● **Exercise aim**
Find every line in the records below that contains the word "LSBU", and copy each such line.

Data entries:
=====

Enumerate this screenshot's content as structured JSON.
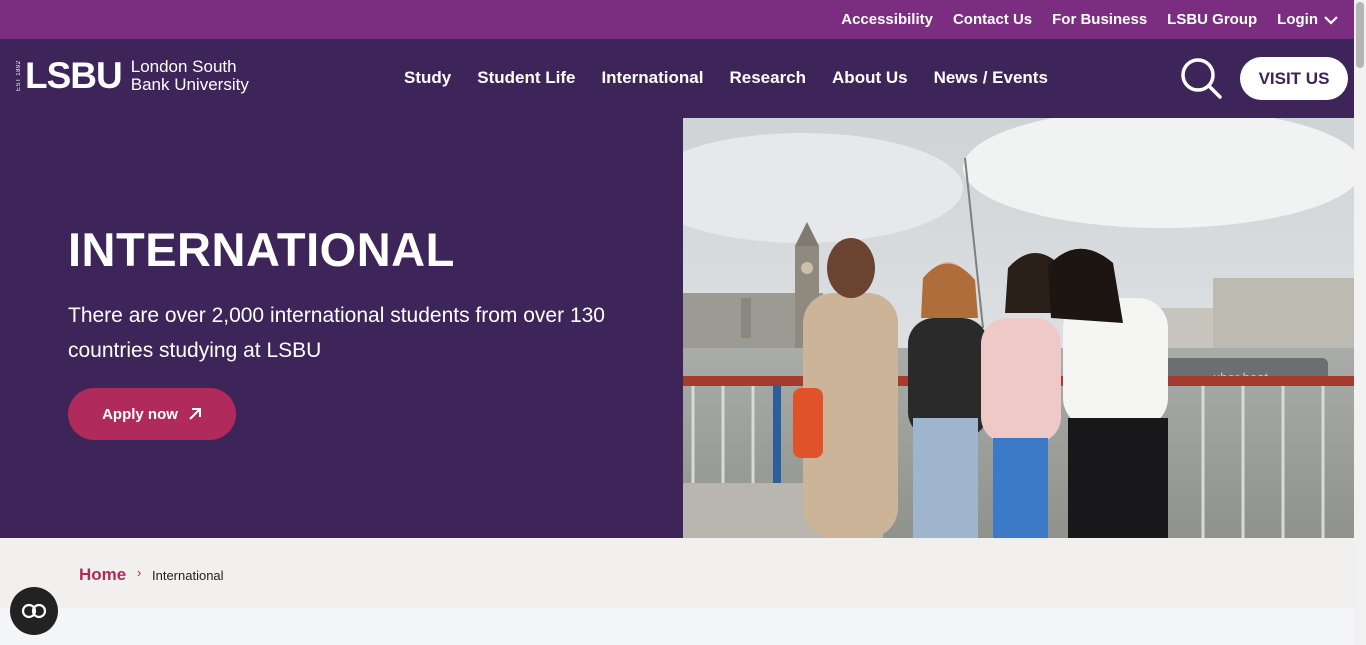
{
  "topbar": {
    "links": [
      "Accessibility",
      "Contact Us",
      "For Business",
      "LSBU Group"
    ],
    "login_label": "Login"
  },
  "logo": {
    "est": "EST 1892",
    "mark": "LSBU",
    "full_line1": "London South",
    "full_line2": "Bank University"
  },
  "nav": {
    "items": [
      "Study",
      "Student Life",
      "International",
      "Research",
      "About Us",
      "News / Events"
    ],
    "visit_label": "VISIT US"
  },
  "hero": {
    "title": "INTERNATIONAL",
    "text": "There are over 2,000 international students from over 130 countries studying at LSBU",
    "apply_label": "Apply now"
  },
  "photo": {
    "boat_text": "uber boat"
  },
  "breadcrumb": {
    "home": "Home",
    "separator": "›",
    "current": "International"
  },
  "colors": {
    "topbar": "#7b2d7f",
    "nav": "#3d2459",
    "accent": "#b02a5c"
  }
}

=====

● **Answer to this exercise**
      "LSBU Group"
    "mark": "LSBU",
    "text": "There are over 2,000 international students from over 130 countries studying at LSBU",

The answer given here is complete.